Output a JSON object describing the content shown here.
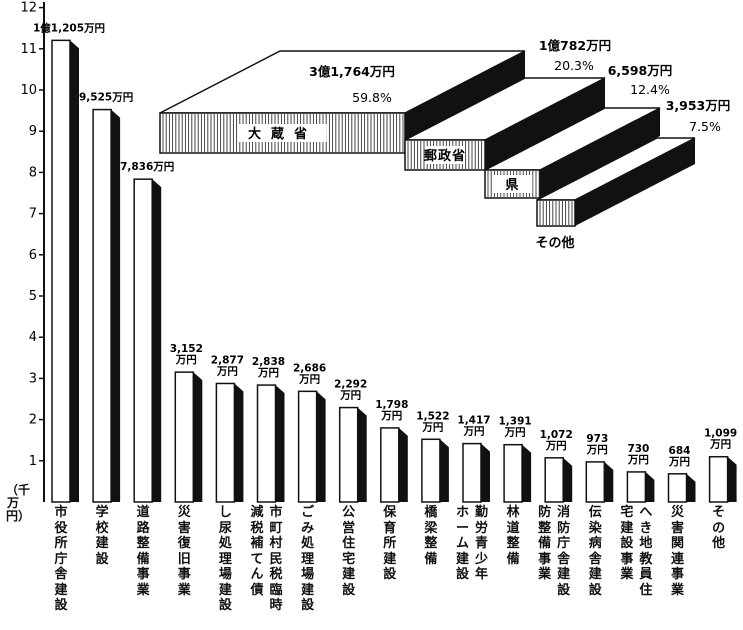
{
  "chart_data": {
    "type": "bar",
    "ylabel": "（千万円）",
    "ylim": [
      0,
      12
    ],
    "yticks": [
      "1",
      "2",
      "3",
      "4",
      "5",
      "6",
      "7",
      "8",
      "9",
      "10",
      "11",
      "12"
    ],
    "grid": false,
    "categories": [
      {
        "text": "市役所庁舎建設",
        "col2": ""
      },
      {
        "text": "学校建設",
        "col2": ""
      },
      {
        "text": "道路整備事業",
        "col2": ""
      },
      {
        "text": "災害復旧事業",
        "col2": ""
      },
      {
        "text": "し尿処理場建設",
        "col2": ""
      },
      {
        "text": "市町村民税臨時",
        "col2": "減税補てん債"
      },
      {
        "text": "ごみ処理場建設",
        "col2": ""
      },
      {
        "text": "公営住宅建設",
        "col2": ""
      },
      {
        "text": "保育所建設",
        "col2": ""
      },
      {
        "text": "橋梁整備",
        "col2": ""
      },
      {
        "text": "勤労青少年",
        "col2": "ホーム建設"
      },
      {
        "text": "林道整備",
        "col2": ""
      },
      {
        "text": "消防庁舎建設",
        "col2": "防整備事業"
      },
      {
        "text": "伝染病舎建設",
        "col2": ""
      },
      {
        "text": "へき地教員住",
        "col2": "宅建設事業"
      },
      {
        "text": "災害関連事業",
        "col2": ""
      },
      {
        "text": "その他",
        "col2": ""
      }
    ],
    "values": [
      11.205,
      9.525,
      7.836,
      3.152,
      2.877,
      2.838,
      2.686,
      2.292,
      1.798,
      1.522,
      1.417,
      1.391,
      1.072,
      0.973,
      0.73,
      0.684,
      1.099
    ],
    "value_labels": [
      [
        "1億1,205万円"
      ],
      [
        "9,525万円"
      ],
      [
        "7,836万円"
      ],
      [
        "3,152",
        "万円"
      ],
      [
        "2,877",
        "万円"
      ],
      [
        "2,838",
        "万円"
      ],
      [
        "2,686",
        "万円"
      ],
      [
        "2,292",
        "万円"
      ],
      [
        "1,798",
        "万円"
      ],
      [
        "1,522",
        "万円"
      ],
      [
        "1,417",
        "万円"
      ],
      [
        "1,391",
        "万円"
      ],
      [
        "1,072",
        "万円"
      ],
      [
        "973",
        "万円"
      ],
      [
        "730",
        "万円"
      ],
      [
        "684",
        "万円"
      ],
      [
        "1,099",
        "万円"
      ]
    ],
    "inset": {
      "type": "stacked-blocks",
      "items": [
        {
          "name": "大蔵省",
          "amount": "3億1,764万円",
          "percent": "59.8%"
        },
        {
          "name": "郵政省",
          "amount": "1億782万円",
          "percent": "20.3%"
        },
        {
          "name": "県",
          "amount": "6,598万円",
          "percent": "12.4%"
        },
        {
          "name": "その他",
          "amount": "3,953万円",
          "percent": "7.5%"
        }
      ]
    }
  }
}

* * * * * * * * *

Using the listing above, gather each line that holds the string "percent" and copy it.

### Output for this task:
          "percent": "59.8%"
          "percent": "20.3%"
          "percent": "12.4%"
          "percent": "7.5%"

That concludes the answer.